Reproduce the data in its entirety, exactly as supplied.

Data excerpts
** Start **

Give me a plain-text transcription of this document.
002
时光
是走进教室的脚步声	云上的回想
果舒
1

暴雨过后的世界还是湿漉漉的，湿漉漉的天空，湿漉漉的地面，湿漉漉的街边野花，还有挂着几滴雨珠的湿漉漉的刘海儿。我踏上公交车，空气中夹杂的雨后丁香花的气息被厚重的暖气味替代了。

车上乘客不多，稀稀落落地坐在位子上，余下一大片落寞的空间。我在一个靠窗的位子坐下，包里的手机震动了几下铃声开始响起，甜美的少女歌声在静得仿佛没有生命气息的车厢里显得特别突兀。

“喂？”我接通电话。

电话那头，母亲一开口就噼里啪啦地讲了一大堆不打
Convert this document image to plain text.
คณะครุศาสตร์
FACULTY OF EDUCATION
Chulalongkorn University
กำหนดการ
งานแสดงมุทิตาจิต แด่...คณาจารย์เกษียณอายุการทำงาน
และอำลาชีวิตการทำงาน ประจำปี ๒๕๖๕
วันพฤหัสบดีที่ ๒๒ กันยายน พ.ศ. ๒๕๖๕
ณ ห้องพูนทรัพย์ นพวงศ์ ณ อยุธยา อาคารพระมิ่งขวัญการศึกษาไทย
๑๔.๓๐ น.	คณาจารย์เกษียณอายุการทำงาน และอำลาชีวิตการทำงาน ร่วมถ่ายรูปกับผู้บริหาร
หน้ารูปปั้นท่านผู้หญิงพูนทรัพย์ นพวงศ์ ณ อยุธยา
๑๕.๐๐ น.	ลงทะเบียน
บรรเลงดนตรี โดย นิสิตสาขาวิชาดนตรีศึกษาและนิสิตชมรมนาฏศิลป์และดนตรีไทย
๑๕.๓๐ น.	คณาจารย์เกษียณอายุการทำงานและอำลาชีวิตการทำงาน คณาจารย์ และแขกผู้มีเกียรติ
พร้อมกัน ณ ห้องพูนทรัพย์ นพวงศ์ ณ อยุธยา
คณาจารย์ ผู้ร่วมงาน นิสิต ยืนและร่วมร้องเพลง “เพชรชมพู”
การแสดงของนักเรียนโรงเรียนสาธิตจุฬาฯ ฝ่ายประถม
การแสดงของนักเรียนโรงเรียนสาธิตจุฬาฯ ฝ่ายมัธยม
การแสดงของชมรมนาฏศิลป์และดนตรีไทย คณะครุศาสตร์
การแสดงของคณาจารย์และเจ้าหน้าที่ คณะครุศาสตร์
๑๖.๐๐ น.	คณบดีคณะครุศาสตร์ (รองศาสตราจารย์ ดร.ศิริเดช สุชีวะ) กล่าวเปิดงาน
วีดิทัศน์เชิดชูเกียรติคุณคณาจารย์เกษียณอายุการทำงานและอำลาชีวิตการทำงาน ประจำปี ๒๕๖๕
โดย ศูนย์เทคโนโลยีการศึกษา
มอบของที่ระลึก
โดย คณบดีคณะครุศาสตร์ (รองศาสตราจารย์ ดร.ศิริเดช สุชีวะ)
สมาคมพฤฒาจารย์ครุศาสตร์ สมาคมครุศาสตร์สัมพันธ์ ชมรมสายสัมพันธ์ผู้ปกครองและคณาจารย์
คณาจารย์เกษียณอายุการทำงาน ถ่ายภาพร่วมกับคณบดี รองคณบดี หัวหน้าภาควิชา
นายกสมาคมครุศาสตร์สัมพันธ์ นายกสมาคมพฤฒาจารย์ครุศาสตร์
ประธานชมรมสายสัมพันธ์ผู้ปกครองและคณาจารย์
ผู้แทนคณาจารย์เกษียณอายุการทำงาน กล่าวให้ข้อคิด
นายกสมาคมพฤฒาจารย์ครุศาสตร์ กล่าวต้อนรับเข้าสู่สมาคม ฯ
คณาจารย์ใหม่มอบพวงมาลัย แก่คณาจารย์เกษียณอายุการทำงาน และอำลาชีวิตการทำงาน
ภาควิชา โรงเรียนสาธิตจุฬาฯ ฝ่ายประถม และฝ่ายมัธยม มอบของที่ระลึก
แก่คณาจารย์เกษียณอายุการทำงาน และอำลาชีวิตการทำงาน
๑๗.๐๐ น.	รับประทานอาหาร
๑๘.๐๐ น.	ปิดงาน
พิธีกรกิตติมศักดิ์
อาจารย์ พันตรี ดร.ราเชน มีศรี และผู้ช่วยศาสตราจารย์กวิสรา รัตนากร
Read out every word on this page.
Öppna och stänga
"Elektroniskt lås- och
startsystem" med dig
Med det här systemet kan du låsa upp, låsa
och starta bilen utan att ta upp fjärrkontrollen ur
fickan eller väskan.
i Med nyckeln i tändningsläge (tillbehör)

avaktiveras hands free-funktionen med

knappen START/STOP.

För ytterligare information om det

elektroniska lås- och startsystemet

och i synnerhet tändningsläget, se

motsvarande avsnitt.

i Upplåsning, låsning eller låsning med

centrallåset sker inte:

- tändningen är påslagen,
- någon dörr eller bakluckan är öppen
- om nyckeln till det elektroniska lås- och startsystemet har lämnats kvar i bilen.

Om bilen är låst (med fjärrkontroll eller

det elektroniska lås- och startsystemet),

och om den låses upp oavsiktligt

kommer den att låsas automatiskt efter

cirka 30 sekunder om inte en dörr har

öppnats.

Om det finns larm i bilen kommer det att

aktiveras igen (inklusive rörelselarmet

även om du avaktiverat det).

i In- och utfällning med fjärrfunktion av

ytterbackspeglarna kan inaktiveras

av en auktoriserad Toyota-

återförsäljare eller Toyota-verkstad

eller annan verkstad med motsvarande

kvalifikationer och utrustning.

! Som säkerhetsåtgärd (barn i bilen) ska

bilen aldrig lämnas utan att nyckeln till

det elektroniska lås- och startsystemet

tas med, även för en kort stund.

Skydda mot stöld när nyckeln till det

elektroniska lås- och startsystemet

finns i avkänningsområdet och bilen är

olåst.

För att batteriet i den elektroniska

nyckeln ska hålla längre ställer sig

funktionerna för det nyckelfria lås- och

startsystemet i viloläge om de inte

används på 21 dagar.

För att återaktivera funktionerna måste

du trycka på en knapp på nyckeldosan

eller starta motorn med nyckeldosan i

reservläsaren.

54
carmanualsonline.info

** End **

**Task answer**
Give me a plain-text transcription of this document.
002
时光
是走进教室的脚步声	云上的回想
果舒
1

暴雨过后的世界还是湿漉漉的，湿漉漉的天空，湿漉漉的地面，湿漉漉的街边野花，还有挂着几滴雨珠的湿漉漉的刘海儿。我踏上公交车，空气中夹杂的雨后丁香花的气息被厚重的暖气味替代了。

车上乘客不多，稀稀落落地坐在位子上，余下一大片落寞的空间。我在一个靠窗的位子坐下，包里的手机震动了几下铃声开始响起，甜美的少女歌声在静得仿佛没有生命气息的车厢里显得特别突兀。

“喂？”我接通电话。

电话那头，母亲一开口就噼里啪啦地讲了一大堆不打
Convert this document image to plain text.
คณะครุศาสตร์
FACULTY OF EDUCATION
Chulalongkorn University
กำหนดการ
งานแสดงมุทิตาจิต แด่...คณาจารย์เกษียณอายุการทำงาน
และอำลาชีวิตการทำงาน ประจำปี ๒๕๖๕
วันพฤหัสบดีที่ ๒๒ กันยายน พ.ศ. ๒๕๖๕
ณ ห้องพูนทรัพย์ นพวงศ์ ณ อยุธยา อาคารพระมิ่งขวัญการศึกษาไทย
๑๔.๓๐ น.	คณาจารย์เกษียณอายุการทำงาน และอำลาชีวิตการทำงาน ร่วมถ่ายรูปกับผู้บริหาร
หน้ารูปปั้นท่านผู้หญิงพูนทรัพย์ นพวงศ์ ณ อยุธยา
๑๕.๐๐ น.	ลงทะเบียน
บรรเลงดนตรี โดย นิสิตสาขาวิชาดนตรีศึกษาและนิสิตชมรมนาฏศิลป์และดนตรีไทย
๑๕.๓๐ น.	คณาจารย์เกษียณอายุการทำงานและอำลาชีวิตการทำงาน คณาจารย์ และแขกผู้มีเกียรติ
พร้อมกัน ณ ห้องพูนทรัพย์ นพวงศ์ ณ อยุธยา
คณาจารย์ ผู้ร่วมงาน นิสิต ยืนและร่วมร้องเพลง “เพชรชมพู”
การแสดงของนักเรียนโรงเรียนสาธิตจุฬาฯ ฝ่ายประถม
การแสดงของนักเรียนโรงเรียนสาธิตจุฬาฯ ฝ่ายมัธยม
การแสดงของชมรมนาฏศิลป์และดนตรีไทย คณะครุศาสตร์
การแสดงของคณาจารย์และเจ้าหน้าที่ คณะครุศาสตร์
๑๖.๐๐ น.	คณบดีคณะครุศาสตร์ (รองศาสตราจารย์ ดร.ศิริเดช สุชีวะ) กล่าวเปิดงาน
วีดิทัศน์เชิดชูเกียรติคุณคณาจารย์เกษียณอายุการทำงานและอำลาชีวิตการทำงาน ประจำปี ๒๕๖๕
โดย ศูนย์เทคโนโลยีการศึกษา
มอบของที่ระลึก
โดย คณบดีคณะครุศาสตร์ (รองศาสตราจารย์ ดร.ศิริเดช สุชีวะ)
สมาคมพฤฒาจารย์ครุศาสตร์ สมาคมครุศาสตร์สัมพันธ์ ชมรมสายสัมพันธ์ผู้ปกครองและคณาจารย์
คณาจารย์เกษียณอายุการทำงาน ถ่ายภาพร่วมกับคณบดี รองคณบดี หัวหน้าภาควิชา
นายกสมาคมครุศาสตร์สัมพันธ์ นายกสมาคมพฤฒาจารย์ครุศาสตร์
ประธานชมรมสายสัมพันธ์ผู้ปกครองและคณาจารย์
ผู้แทนคณาจารย์เกษียณอายุการทำงาน กล่าวให้ข้อคิด
นายกสมาคมพฤฒาจารย์ครุศาสตร์ กล่าวต้อนรับเข้าสู่สมาคม ฯ
คณาจารย์ใหม่มอบพวงมาลัย แก่คณาจารย์เกษียณอายุการทำงาน และอำลาชีวิตการทำงาน
ภาควิชา โรงเรียนสาธิตจุฬาฯ ฝ่ายประถม และฝ่ายมัธยม มอบของที่ระลึก
แก่คณาจารย์เกษียณอายุการทำงาน และอำลาชีวิตการทำงาน
๑๗.๐๐ น.	รับประทานอาหาร
๑๘.๐๐ น.	ปิดงาน
พิธีกรกิตติมศักดิ์
อาจารย์ พันตรี ดร.ราเชน มีศรี และผู้ช่วยศาสตราจารย์กวิสรา รัตนากร
Read out every word on this page.
Öppna och stänga
"Elektroniskt lås- och
startsystem" med dig
Med det här systemet kan du låsa upp, låsa
och starta bilen utan att ta upp fjärrkontrollen ur
fickan eller väskan.
i Med nyckeln i tändningsläge (tillbehör)

avaktiveras hands free-funktionen med

knappen START/STOP.

För ytterligare information om det

elektroniska lås- och startsystemet

och i synnerhet tändningsläget, se

motsvarande avsnitt.

i Upplåsning, låsning eller låsning med

centrallåset sker inte:

- tändningen är påslagen,
- någon dörr eller bakluckan är öppen
- om nyckeln till det elektroniska lås- och startsystemet har lämnats kvar i bilen.

Om bilen är låst (med fjärrkontroll eller

det elektroniska lås- och startsystemet),

och om den låses upp oavsiktligt

kommer den att låsas automatiskt efter

cirka 30 sekunder om inte en dörr har

öppnats.

Om det finns larm i bilen kommer det att

aktiveras igen (inklusive rörelselarmet

även om du avaktiverat det).

i In- och utfällning med fjärrfunktion av

ytterbackspeglarna kan inaktiveras

av en auktoriserad Toyota-

återförsäljare eller Toyota-verkstad

eller annan verkstad med motsvarande

kvalifikationer och utrustning.

! Som säkerhetsåtgärd (barn i bilen) ska

bilen aldrig lämnas utan att nyckeln till

det elektroniska lås- och startsystemet

tas med, även för en kort stund.

Skydda mot stöld när nyckeln till det

elektroniska lås- och startsystemet

finns i avkänningsområdet och bilen är

olåst.

För att batteriet i den elektroniska

nyckeln ska hålla längre ställer sig

funktionerna för det nyckelfria lås- och

startsystemet i viloläge om de inte

används på 21 dagar.

För att återaktivera funktionerna måste

du trycka på en knapp på nyckeldosan

eller starta motorn med nyckeldosan i

reservläsaren.

54
carmanualsonline.info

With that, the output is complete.